» **Short task**
Write out the listing in full, matching it word for word.

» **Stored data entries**
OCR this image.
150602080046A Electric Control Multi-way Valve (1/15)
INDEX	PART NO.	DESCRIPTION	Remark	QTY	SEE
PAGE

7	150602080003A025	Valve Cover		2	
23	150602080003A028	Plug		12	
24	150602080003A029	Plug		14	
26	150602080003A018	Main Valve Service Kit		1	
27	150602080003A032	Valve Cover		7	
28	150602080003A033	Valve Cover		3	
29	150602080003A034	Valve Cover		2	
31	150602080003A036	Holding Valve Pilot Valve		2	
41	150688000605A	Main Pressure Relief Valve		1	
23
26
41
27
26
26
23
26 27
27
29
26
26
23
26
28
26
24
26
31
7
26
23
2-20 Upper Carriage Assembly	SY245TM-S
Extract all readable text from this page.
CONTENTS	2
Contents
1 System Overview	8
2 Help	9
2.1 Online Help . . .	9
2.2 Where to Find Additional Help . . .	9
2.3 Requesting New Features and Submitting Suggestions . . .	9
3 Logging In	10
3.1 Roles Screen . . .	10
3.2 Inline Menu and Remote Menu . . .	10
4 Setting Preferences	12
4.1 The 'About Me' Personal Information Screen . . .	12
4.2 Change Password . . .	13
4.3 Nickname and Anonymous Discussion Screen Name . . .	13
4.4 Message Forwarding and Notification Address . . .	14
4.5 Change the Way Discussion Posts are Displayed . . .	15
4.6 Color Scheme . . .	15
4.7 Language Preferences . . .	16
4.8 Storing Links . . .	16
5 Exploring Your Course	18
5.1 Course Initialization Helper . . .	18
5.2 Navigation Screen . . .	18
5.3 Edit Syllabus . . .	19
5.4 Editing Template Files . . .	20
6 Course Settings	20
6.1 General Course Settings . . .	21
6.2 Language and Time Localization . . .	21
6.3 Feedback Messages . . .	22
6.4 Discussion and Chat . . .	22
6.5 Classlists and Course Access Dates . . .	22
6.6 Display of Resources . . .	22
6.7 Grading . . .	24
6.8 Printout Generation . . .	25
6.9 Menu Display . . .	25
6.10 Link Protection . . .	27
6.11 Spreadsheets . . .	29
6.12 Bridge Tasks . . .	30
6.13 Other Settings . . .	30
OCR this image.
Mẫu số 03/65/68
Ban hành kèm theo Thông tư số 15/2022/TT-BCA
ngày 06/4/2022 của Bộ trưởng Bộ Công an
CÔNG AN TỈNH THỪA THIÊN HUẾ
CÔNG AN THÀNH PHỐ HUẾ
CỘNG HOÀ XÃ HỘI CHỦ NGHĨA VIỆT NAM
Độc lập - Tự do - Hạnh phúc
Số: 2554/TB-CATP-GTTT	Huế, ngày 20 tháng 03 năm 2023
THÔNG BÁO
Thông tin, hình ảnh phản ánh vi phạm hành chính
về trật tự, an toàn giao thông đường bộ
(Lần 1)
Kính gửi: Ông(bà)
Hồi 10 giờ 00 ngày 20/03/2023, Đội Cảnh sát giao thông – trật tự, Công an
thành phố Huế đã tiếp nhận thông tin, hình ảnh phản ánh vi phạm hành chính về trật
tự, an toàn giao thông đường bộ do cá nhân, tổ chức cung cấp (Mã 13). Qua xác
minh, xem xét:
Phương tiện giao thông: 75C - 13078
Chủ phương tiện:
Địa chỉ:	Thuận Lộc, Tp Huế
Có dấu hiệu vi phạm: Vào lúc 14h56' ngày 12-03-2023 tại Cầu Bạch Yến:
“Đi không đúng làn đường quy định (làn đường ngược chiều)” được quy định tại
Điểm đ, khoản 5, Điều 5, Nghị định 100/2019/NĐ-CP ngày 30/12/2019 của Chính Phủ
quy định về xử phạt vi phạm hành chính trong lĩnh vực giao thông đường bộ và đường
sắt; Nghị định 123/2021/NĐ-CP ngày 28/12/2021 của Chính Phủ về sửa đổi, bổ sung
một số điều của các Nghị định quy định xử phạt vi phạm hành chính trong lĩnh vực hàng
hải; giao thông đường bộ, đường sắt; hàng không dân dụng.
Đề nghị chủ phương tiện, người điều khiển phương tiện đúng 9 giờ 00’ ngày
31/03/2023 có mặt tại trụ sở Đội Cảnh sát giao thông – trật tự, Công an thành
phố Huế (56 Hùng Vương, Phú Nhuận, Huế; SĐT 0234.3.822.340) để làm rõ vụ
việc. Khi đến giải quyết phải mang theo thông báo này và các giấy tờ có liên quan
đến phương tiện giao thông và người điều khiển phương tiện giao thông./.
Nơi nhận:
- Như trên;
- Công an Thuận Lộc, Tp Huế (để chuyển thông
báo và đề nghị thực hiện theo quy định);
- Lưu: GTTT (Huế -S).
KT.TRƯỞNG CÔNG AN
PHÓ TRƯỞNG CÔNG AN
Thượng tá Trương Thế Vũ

» **In response**
OCR this image.
150602080046A Electric Control Multi-way Valve (1/15)
INDEX	PART NO.	DESCRIPTION	Remark	QTY	SEE
PAGE

7	150602080003A025	Valve Cover		2	
23	150602080003A028	Plug		12	
24	150602080003A029	Plug		14	
26	150602080003A018	Main Valve Service Kit		1	
27	150602080003A032	Valve Cover		7	
28	150602080003A033	Valve Cover		3	
29	150602080003A034	Valve Cover		2	
31	150602080003A036	Holding Valve Pilot Valve		2	
41	150688000605A	Main Pressure Relief Valve		1	
23
26
41
27
26
26
23
26 27
27
29
26
26
23
26
28
26
24
26
31
7
26
23
2-20 Upper Carriage Assembly	SY245TM-S
Extract all readable text from this page.
CONTENTS	2
Contents
1 System Overview	8
2 Help	9
2.1 Online Help . . .	9
2.2 Where to Find Additional Help . . .	9
2.3 Requesting New Features and Submitting Suggestions . . .	9
3 Logging In	10
3.1 Roles Screen . . .	10
3.2 Inline Menu and Remote Menu . . .	10
4 Setting Preferences	12
4.1 The 'About Me' Personal Information Screen . . .	12
4.2 Change Password . . .	13
4.3 Nickname and Anonymous Discussion Screen Name . . .	13
4.4 Message Forwarding and Notification Address . . .	14
4.5 Change the Way Discussion Posts are Displayed . . .	15
4.6 Color Scheme . . .	15
4.7 Language Preferences . . .	16
4.8 Storing Links . . .	16
5 Exploring Your Course	18
5.1 Course Initialization Helper . . .	18
5.2 Navigation Screen . . .	18
5.3 Edit Syllabus . . .	19
5.4 Editing Template Files . . .	20
6 Course Settings	20
6.1 General Course Settings . . .	21
6.2 Language and Time Localization . . .	21
6.3 Feedback Messages . . .	22
6.4 Discussion and Chat . . .	22
6.5 Classlists and Course Access Dates . . .	22
6.6 Display of Resources . . .	22
6.7 Grading . . .	24
6.8 Printout Generation . . .	25
6.9 Menu Display . . .	25
6.10 Link Protection . . .	27
6.11 Spreadsheets . . .	29
6.12 Bridge Tasks . . .	30
6.13 Other Settings . . .	30
OCR this image.
Mẫu số 03/65/68
Ban hành kèm theo Thông tư số 15/2022/TT-BCA
ngày 06/4/2022 của Bộ trưởng Bộ Công an
CÔNG AN TỈNH THỪA THIÊN HUẾ
CÔNG AN THÀNH PHỐ HUẾ
CỘNG HOÀ XÃ HỘI CHỦ NGHĨA VIỆT NAM
Độc lập - Tự do - Hạnh phúc
Số: 2554/TB-CATP-GTTT	Huế, ngày 20 tháng 03 năm 2023
THÔNG BÁO
Thông tin, hình ảnh phản ánh vi phạm hành chính
về trật tự, an toàn giao thông đường bộ
(Lần 1)
Kính gửi: Ông(bà)
Hồi 10 giờ 00 ngày 20/03/2023, Đội Cảnh sát giao thông – trật tự, Công an
thành phố Huế đã tiếp nhận thông tin, hình ảnh phản ánh vi phạm hành chính về trật
tự, an toàn giao thông đường bộ do cá nhân, tổ chức cung cấp (Mã 13). Qua xác
minh, xem xét:
Phương tiện giao thông: 75C - 13078
Chủ phương tiện:
Địa chỉ:	Thuận Lộc, Tp Huế
Có dấu hiệu vi phạm: Vào lúc 14h56' ngày 12-03-2023 tại Cầu Bạch Yến:
“Đi không đúng làn đường quy định (làn đường ngược chiều)” được quy định tại
Điểm đ, khoản 5, Điều 5, Nghị định 100/2019/NĐ-CP ngày 30/12/2019 của Chính Phủ
quy định về xử phạt vi phạm hành chính trong lĩnh vực giao thông đường bộ và đường
sắt; Nghị định 123/2021/NĐ-CP ngày 28/12/2021 của Chính Phủ về sửa đổi, bổ sung
một số điều của các Nghị định quy định xử phạt vi phạm hành chính trong lĩnh vực hàng
hải; giao thông đường bộ, đường sắt; hàng không dân dụng.
Đề nghị chủ phương tiện, người điều khiển phương tiện đúng 9 giờ 00’ ngày
31/03/2023 có mặt tại trụ sở Đội Cảnh sát giao thông – trật tự, Công an thành
phố Huế (56 Hùng Vương, Phú Nhuận, Huế; SĐT 0234.3.822.340) để làm rõ vụ
việc. Khi đến giải quyết phải mang theo thông báo này và các giấy tờ có liên quan
đến phương tiện giao thông và người điều khiển phương tiện giao thông./.
Nơi nhận:
- Như trên;
- Công an Thuận Lộc, Tp Huế (để chuyển thông
báo và đề nghị thực hiện theo quy định);
- Lưu: GTTT (Huế -S).
KT.TRƯỞNG CÔNG AN
PHÓ TRƯỞNG CÔNG AN
Thượng tá Trương Thế Vũ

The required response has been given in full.